## GIVEN TASK
In your copy, include every line of the listing below exactly but none of the pictures.

[Extracts from a graphics dataset]
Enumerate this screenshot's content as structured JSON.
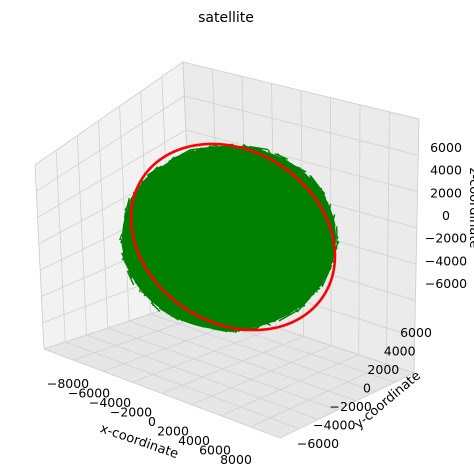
{
  "chart_data": {
    "type": "line",
    "projection": "3d",
    "title": "satellite",
    "xlabel": "x-coordinate",
    "ylabel": "y-coordinate",
    "zlabel": "z-coordinate",
    "xlim": [
      -8000,
      8000
    ],
    "ylim": [
      -7000,
      7000
    ],
    "zlim": [
      -7500,
      7500
    ],
    "x_ticks": [
      "−8000",
      "−6000",
      "−4000",
      "−2000",
      "0",
      "2000",
      "4000",
      "6000",
      "8000"
    ],
    "y_ticks": [
      "−6000",
      "−4000",
      "−2000",
      "0",
      "2000",
      "4000",
      "6000"
    ],
    "z_ticks": [
      "−6000",
      "−4000",
      "−2000",
      "0",
      "2000",
      "4000",
      "6000"
    ],
    "x_tick_values": [
      -8000,
      -6000,
      -4000,
      -2000,
      0,
      2000,
      4000,
      6000,
      8000
    ],
    "y_tick_values": [
      -6000,
      -4000,
      -2000,
      0,
      2000,
      4000,
      6000
    ],
    "z_tick_values": [
      -6000,
      -4000,
      -2000,
      0,
      2000,
      4000,
      6000
    ],
    "grid": true,
    "series": [
      {
        "kind": "sphere-surface",
        "color": "#008000",
        "radius": 6400
      },
      {
        "kind": "orbit",
        "color": "#ff0000",
        "radius": 7000,
        "inclination_deg": 55
      }
    ]
  }
}
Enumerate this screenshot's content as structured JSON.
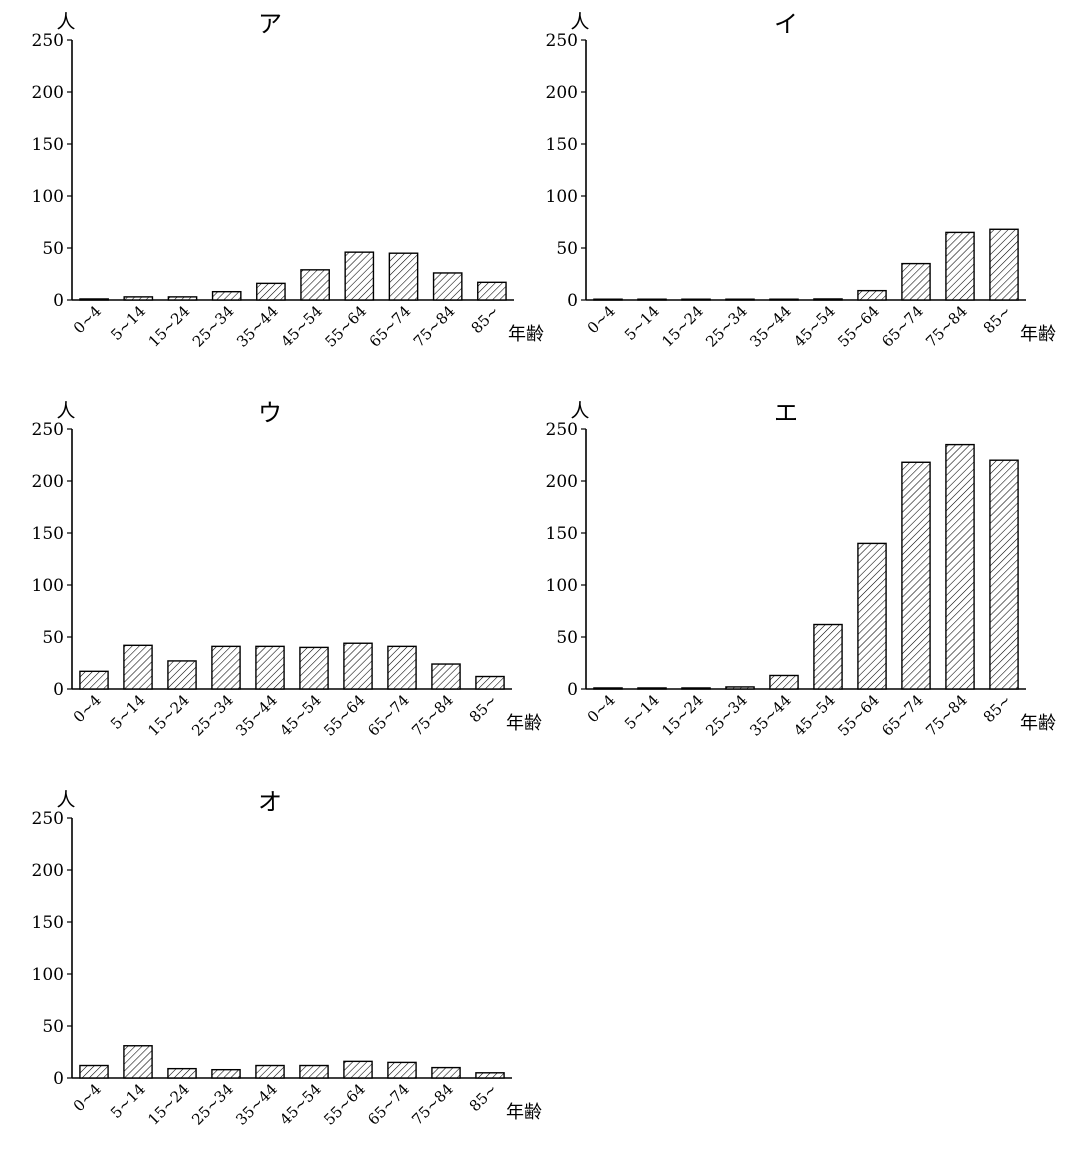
{
  "chart_data": [
    {
      "type": "bar",
      "title": "ア",
      "ylabel": "人",
      "xlabel": "年齢",
      "ylim": [
        0,
        250
      ],
      "yticks": [
        "0",
        "50",
        "100",
        "150",
        "200",
        "250"
      ],
      "categories": [
        "0~4",
        "5~14",
        "15~24",
        "25~34",
        "35~44",
        "45~54",
        "55~64",
        "65~74",
        "75~84",
        "85~"
      ],
      "values": [
        1,
        3,
        3,
        8,
        16,
        29,
        46,
        45,
        26,
        17
      ],
      "grid": false,
      "bar_fill": "hatched"
    },
    {
      "type": "bar",
      "title": "イ",
      "ylabel": "人",
      "xlabel": "年齢",
      "ylim": [
        0,
        250
      ],
      "yticks": [
        "0",
        "50",
        "100",
        "150",
        "200",
        "250"
      ],
      "categories": [
        "0~4",
        "5~14",
        "15~24",
        "25~34",
        "35~44",
        "45~54",
        "55~64",
        "65~74",
        "75~84",
        "85~"
      ],
      "values": [
        0,
        0,
        0,
        0,
        0,
        1,
        9,
        35,
        65,
        68
      ],
      "grid": false,
      "bar_fill": "hatched"
    },
    {
      "type": "bar",
      "title": "ウ",
      "ylabel": "人",
      "xlabel": "年齢",
      "ylim": [
        0,
        250
      ],
      "yticks": [
        "0",
        "50",
        "100",
        "150",
        "200",
        "250"
      ],
      "categories": [
        "0~4",
        "5~14",
        "15~24",
        "25~34",
        "35~44",
        "45~54",
        "55~64",
        "65~74",
        "75~84",
        "85~"
      ],
      "values": [
        17,
        42,
        27,
        41,
        41,
        40,
        44,
        41,
        24,
        12
      ],
      "grid": false,
      "bar_fill": "hatched"
    },
    {
      "type": "bar",
      "title": "エ",
      "ylabel": "人",
      "xlabel": "年齢",
      "ylim": [
        0,
        250
      ],
      "yticks": [
        "0",
        "50",
        "100",
        "150",
        "200",
        "250"
      ],
      "categories": [
        "0~4",
        "5~14",
        "15~24",
        "25~34",
        "35~44",
        "45~54",
        "55~64",
        "65~74",
        "75~84",
        "85~"
      ],
      "values": [
        1,
        1,
        1,
        2,
        13,
        62,
        140,
        218,
        235,
        220
      ],
      "grid": false,
      "bar_fill": "hatched"
    },
    {
      "type": "bar",
      "title": "オ",
      "ylabel": "人",
      "xlabel": "年齢",
      "ylim": [
        0,
        250
      ],
      "yticks": [
        "0",
        "50",
        "100",
        "150",
        "200",
        "250"
      ],
      "categories": [
        "0~4",
        "5~14",
        "15~24",
        "25~34",
        "35~44",
        "45~54",
        "55~64",
        "65~74",
        "75~84",
        "85~"
      ],
      "values": [
        12,
        31,
        9,
        8,
        12,
        12,
        16,
        15,
        10,
        5
      ],
      "grid": false,
      "bar_fill": "hatched"
    }
  ]
}
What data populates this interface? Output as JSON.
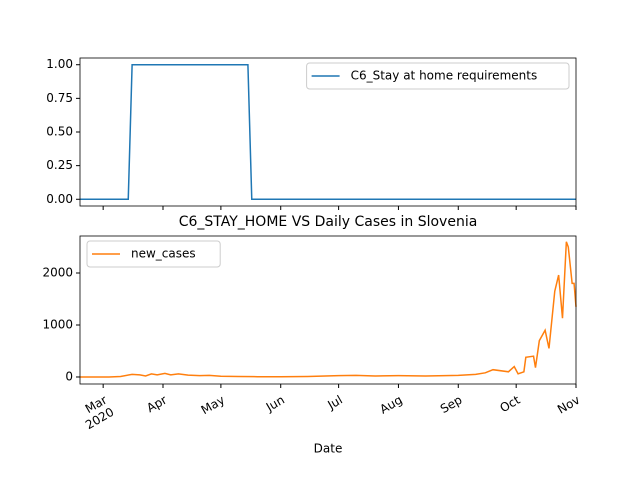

## ANSWER TO THE TASK
Enumerate this screenshot's content as structured JSON.
{
  "chart_data": {
    "type": "line",
    "projection": "3d",
    "title": "satellite",
    "xlabel": "x-coordinate",
    "ylabel": "y-coordinate",
    "zlabel": "z-coordinate",
    "xlim": [
      -8000,
      8000
    ],
    "ylim": [
      -7000,
      7000
    ],
    "zlim": [
      -7500,
      7500
    ],
    "x_ticks": [
      "−8000",
      "−6000",
      "−4000",
      "−2000",
      "0",
      "2000",
      "4000",
      "6000",
      "8000"
    ],
    "y_ticks": [
      "−6000",
      "−4000",
      "−2000",
      "0",
      "2000",
      "4000",
      "6000"
    ],
    "z_ticks": [
      "−6000",
      "−4000",
      "−2000",
      "0",
      "2000",
      "4000",
      "6000"
    ],
    "x_tick_values": [
      -8000,
      -6000,
      -4000,
      -2000,
      0,
      2000,
      4000,
      6000,
      8000
    ],
    "y_tick_values": [
      -6000,
      -4000,
      -2000,
      0,
      2000,
      4000,
      6000
    ],
    "z_tick_values": [
      -6000,
      -4000,
      -2000,
      0,
      2000,
      4000,
      6000
    ],
    "grid": true,
    "series": [
      {
        "kind": "sphere-surface",
        "color": "#008000",
        "radius": 6400
      },
      {
        "kind": "orbit",
        "color": "#ff0000",
        "radius": 7000,
        "inclination_deg": 55
      }
    ]
  }
}
Enumerate this screenshot's content as structured JSON.
{
  "chart_data": [
    {
      "type": "bar",
      "title": "ア",
      "ylabel": "人",
      "xlabel": "年齢",
      "ylim": [
        0,
        250
      ],
      "yticks": [
        "0",
        "50",
        "100",
        "150",
        "200",
        "250"
      ],
      "categories": [
        "0~4",
        "5~14",
        "15~24",
        "25~34",
        "35~44",
        "45~54",
        "55~64",
        "65~74",
        "75~84",
        "85~"
      ],
      "values": [
        1,
        3,
        3,
        8,
        16,
        29,
        46,
        45,
        26,
        17
      ],
      "grid": false,
      "bar_fill": "hatched"
    },
    {
      "type": "bar",
      "title": "イ",
      "ylabel": "人",
      "xlabel": "年齢",
      "ylim": [
        0,
        250
      ],
      "yticks": [
        "0",
        "50",
        "100",
        "150",
        "200",
        "250"
      ],
      "categories": [
        "0~4",
        "5~14",
        "15~24",
        "25~34",
        "35~44",
        "45~54",
        "55~64",
        "65~74",
        "75~84",
        "85~"
      ],
      "values": [
        0,
        0,
        0,
        0,
        0,
        1,
        9,
        35,
        65,
        68
      ],
      "grid": false,
      "bar_fill": "hatched"
    },
    {
      "type": "bar",
      "title": "ウ",
      "ylabel": "人",
      "xlabel": "年齢",
      "ylim": [
        0,
        250
      ],
      "yticks": [
        "0",
        "50",
        "100",
        "150",
        "200",
        "250"
      ],
      "categories": [
        "0~4",
        "5~14",
        "15~24",
        "25~34",
        "35~44",
        "45~54",
        "55~64",
        "65~74",
        "75~84",
        "85~"
      ],
      "values": [
        17,
        42,
        27,
        41,
        41,
        40,
        44,
        41,
        24,
        12
      ],
      "grid": false,
      "bar_fill": "hatched"
    },
    {
      "type": "bar",
      "title": "エ",
      "ylabel": "人",
      "xlabel": "年齢",
      "ylim": [
        0,
        250
      ],
      "yticks": [
        "0",
        "50",
        "100",
        "150",
        "200",
        "250"
      ],
      "categories": [
        "0~4",
        "5~14",
        "15~24",
        "25~34",
        "35~44",
        "45~54",
        "55~64",
        "65~74",
        "75~84",
        "85~"
      ],
      "values": [
        1,
        1,
        1,
        2,
        13,
        62,
        140,
        218,
        235,
        220
      ],
      "grid": false,
      "bar_fill": "hatched"
    },
    {
      "type": "bar",
      "title": "オ",
      "ylabel": "人",
      "xlabel": "年齢",
      "ylim": [
        0,
        250
      ],
      "yticks": [
        "0",
        "50",
        "100",
        "150",
        "200",
        "250"
      ],
      "categories": [
        "0~4",
        "5~14",
        "15~24",
        "25~34",
        "35~44",
        "45~54",
        "55~64",
        "65~74",
        "75~84",
        "85~"
      ],
      "values": [
        12,
        31,
        9,
        8,
        12,
        12,
        16,
        15,
        10,
        5
      ],
      "grid": false,
      "bar_fill": "hatched"
    }
  ]
}
What data populates this interface? Output as JSON.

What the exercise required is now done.